Exercise instructions: Make an exact copy of the records, dropping all pictures.
* Begin Given data *
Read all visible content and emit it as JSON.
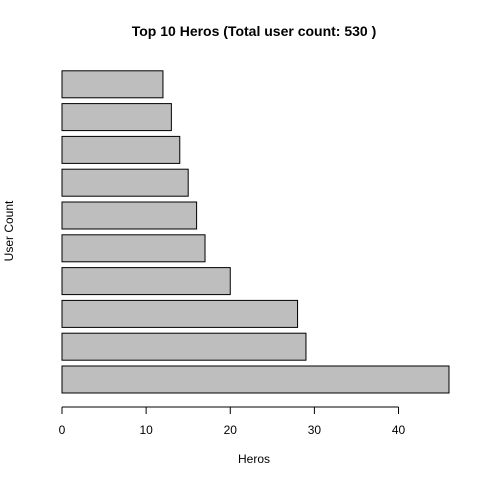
{
  "chart_data": {
    "type": "bar",
    "orientation": "horizontal",
    "title": "Top 10 Heros (Total user count: 530 )",
    "xlabel": "Heros",
    "ylabel": "User Count",
    "values": [
      46,
      29,
      28,
      20,
      17,
      16,
      15,
      14,
      13,
      12
    ],
    "xlim": [
      0,
      46
    ],
    "xticks": [
      0,
      10,
      20,
      30,
      40
    ],
    "bar_color": "#bebebe",
    "grid": false,
    "legend": "none"
  }
}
* End Given data *
The answer:
Read all visible content and emit it as JSON.
{
  "chart_data": {
    "type": "bar",
    "orientation": "horizontal",
    "title": "Top 10 Heros (Total user count: 530 )",
    "xlabel": "Heros",
    "ylabel": "User Count",
    "values": [
      46,
      29,
      28,
      20,
      17,
      16,
      15,
      14,
      13,
      12
    ],
    "xlim": [
      0,
      46
    ],
    "xticks": [
      0,
      10,
      20,
      30,
      40
    ],
    "bar_color": "#bebebe",
    "grid": false,
    "legend": "none"
  }
}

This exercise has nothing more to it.